**OBJECTIVE**
Go through the material below and copy each line where the word "this" appears.

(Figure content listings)
☆ ☆ ☆ ☆ ☆
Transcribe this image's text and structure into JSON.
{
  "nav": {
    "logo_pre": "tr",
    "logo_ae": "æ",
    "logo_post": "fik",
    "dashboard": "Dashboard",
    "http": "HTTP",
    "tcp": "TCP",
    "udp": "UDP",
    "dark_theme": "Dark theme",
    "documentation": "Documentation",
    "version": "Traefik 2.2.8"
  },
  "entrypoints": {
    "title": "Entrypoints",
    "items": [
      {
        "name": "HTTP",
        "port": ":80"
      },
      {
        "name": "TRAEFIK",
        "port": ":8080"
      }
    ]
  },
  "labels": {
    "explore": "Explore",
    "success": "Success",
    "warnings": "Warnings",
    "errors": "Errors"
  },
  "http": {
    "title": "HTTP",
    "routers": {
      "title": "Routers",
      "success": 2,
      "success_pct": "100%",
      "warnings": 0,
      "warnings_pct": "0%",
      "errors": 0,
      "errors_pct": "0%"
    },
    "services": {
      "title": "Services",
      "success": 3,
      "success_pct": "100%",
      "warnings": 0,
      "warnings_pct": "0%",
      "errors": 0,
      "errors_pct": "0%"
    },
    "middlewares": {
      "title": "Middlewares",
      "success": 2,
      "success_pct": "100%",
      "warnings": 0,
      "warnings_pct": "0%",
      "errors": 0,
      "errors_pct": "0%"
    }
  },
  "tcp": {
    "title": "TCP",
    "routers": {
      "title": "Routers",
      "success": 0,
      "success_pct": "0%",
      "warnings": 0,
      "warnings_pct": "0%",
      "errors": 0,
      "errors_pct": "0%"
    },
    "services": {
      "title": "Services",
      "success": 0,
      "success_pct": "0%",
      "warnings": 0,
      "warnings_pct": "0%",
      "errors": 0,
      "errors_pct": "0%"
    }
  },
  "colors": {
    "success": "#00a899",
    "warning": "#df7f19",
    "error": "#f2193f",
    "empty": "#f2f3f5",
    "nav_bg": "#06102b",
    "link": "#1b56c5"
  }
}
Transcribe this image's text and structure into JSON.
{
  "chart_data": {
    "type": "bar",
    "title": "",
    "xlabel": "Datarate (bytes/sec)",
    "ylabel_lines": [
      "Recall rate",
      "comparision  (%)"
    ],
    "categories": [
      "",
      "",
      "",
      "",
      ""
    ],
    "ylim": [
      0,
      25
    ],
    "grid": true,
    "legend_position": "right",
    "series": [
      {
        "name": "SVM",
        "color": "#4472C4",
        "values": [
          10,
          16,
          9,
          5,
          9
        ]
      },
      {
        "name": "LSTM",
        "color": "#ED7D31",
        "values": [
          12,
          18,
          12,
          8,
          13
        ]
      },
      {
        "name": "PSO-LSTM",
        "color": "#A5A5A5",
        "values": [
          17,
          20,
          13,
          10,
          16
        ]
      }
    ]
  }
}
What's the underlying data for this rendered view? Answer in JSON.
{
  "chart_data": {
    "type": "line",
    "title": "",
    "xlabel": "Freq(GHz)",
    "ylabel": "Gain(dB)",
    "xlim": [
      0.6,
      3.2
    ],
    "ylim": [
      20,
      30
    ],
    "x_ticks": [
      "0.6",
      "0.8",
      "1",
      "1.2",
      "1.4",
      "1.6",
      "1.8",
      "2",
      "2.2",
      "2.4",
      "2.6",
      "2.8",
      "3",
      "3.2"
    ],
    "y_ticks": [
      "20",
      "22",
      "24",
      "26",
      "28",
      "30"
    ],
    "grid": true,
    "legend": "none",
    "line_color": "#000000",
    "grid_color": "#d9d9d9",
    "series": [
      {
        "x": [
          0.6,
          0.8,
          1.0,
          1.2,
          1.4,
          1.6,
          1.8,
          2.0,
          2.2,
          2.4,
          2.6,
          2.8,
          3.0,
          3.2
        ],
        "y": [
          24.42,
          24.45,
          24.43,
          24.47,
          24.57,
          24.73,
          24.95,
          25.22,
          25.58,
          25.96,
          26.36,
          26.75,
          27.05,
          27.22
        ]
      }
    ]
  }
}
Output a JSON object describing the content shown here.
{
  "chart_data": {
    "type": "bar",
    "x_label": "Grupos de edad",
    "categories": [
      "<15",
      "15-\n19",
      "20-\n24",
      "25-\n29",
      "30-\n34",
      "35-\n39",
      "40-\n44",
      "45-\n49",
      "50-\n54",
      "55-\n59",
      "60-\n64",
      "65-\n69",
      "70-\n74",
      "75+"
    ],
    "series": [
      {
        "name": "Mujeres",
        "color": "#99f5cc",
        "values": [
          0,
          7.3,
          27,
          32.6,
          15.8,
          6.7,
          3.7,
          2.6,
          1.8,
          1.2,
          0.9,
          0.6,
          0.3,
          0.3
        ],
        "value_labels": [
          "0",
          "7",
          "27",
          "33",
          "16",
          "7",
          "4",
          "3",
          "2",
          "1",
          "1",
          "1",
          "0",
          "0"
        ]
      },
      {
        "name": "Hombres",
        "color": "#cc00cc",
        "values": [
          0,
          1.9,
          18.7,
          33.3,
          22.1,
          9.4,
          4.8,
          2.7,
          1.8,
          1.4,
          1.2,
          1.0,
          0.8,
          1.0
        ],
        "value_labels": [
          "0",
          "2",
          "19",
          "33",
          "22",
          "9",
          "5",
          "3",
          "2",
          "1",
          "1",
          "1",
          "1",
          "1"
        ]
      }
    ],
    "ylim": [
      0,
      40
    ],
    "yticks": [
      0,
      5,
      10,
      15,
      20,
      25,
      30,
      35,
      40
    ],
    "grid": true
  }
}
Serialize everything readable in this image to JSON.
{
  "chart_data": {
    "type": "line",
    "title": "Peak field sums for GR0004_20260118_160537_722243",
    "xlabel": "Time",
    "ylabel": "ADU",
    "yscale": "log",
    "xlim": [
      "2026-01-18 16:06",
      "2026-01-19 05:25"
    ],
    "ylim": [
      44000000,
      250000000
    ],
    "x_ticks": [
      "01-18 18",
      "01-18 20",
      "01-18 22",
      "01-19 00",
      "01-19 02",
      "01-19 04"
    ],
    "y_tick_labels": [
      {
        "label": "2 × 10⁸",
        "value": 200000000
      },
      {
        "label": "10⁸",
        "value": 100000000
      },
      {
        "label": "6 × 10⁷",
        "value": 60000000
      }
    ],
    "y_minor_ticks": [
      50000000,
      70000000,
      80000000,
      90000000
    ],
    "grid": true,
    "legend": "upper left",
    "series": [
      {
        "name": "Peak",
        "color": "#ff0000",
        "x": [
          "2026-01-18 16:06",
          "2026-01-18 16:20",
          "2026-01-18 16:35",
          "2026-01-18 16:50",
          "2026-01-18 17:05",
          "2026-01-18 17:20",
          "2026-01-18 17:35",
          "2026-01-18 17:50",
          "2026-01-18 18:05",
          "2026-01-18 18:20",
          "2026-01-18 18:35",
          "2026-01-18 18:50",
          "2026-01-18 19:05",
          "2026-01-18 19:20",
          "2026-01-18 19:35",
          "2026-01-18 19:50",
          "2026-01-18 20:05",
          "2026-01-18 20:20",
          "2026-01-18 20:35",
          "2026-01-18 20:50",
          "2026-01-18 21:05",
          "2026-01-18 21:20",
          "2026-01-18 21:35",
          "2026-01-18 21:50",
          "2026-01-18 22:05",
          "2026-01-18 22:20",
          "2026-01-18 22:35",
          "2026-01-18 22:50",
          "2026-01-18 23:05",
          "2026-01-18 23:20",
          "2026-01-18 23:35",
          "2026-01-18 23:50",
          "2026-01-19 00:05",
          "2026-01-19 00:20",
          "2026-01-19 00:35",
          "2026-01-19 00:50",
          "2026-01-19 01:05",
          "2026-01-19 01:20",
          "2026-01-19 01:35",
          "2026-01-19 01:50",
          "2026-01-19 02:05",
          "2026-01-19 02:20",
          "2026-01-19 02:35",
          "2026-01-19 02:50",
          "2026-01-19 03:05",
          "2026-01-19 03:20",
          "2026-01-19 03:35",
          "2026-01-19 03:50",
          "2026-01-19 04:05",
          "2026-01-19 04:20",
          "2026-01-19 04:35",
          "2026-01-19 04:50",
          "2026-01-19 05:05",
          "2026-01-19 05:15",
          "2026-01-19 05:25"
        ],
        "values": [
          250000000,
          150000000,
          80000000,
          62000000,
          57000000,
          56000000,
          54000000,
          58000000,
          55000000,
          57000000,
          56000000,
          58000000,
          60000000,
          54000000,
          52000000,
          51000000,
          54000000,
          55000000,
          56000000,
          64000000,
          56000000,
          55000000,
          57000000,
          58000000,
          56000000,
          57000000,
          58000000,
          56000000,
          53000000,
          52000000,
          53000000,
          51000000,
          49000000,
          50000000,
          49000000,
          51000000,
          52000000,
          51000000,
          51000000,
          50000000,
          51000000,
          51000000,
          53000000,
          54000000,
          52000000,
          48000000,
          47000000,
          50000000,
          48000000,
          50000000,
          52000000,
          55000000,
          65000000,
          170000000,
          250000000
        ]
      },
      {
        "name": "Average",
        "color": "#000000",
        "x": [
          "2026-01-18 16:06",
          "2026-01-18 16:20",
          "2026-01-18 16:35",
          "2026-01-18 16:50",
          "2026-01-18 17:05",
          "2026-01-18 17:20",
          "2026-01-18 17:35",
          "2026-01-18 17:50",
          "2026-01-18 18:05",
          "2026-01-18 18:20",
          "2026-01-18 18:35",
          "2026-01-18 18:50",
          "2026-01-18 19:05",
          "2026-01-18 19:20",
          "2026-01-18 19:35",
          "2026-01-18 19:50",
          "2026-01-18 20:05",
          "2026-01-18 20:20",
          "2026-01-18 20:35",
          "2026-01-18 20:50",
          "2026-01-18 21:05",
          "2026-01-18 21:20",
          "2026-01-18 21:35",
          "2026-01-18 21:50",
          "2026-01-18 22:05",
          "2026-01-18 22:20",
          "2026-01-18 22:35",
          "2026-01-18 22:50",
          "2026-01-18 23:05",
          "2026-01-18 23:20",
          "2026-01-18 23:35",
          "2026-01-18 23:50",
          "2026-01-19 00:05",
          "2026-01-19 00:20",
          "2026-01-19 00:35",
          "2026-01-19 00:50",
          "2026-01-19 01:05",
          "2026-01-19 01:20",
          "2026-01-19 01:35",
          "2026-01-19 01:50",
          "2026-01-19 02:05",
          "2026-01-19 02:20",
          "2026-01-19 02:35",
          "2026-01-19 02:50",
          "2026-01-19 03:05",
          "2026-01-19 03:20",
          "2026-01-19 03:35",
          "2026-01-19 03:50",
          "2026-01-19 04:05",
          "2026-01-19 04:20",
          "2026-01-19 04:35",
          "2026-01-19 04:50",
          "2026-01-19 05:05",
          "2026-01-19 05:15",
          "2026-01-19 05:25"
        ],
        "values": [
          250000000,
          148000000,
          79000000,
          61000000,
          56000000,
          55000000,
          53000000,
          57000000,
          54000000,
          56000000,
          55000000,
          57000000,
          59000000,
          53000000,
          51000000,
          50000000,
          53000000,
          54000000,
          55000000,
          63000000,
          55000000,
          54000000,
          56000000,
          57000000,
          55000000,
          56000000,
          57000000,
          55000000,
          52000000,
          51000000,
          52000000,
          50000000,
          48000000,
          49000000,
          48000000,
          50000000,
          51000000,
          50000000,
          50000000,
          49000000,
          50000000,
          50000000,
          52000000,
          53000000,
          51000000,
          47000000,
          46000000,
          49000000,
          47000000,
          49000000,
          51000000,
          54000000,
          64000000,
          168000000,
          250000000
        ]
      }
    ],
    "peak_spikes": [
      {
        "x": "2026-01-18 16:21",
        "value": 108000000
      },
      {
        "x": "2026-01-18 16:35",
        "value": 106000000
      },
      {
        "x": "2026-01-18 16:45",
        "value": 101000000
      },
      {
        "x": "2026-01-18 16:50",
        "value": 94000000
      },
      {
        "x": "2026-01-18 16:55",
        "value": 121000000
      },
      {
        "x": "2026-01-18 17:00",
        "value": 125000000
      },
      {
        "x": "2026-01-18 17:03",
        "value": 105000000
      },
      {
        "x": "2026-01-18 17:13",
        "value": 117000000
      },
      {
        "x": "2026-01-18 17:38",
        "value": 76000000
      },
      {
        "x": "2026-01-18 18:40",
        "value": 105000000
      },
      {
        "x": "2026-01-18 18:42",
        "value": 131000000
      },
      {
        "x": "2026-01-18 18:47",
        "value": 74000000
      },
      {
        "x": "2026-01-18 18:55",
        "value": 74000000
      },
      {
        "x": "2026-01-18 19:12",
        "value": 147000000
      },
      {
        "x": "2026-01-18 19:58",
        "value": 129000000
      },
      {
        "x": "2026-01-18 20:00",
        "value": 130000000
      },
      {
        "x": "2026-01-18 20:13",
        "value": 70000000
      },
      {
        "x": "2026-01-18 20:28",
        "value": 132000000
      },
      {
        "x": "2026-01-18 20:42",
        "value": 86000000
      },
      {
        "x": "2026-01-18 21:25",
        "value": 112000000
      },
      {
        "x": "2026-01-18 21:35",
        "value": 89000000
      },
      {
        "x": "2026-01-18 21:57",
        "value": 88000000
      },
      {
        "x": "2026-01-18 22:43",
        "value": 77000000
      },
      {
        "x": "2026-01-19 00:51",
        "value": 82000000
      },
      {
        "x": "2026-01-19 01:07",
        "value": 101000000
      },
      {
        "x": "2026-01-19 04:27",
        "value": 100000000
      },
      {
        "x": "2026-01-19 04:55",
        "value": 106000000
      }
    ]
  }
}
☆ ☆ ☆ ☆ ☆
**THE RESPONSE**
Transcribe this image's text and structure into JSON.
Transcribe this image's text and structure into JSON.
What's the underlying data for this rendered view? Answer in JSON.
Serialize everything readable in this image to JSON.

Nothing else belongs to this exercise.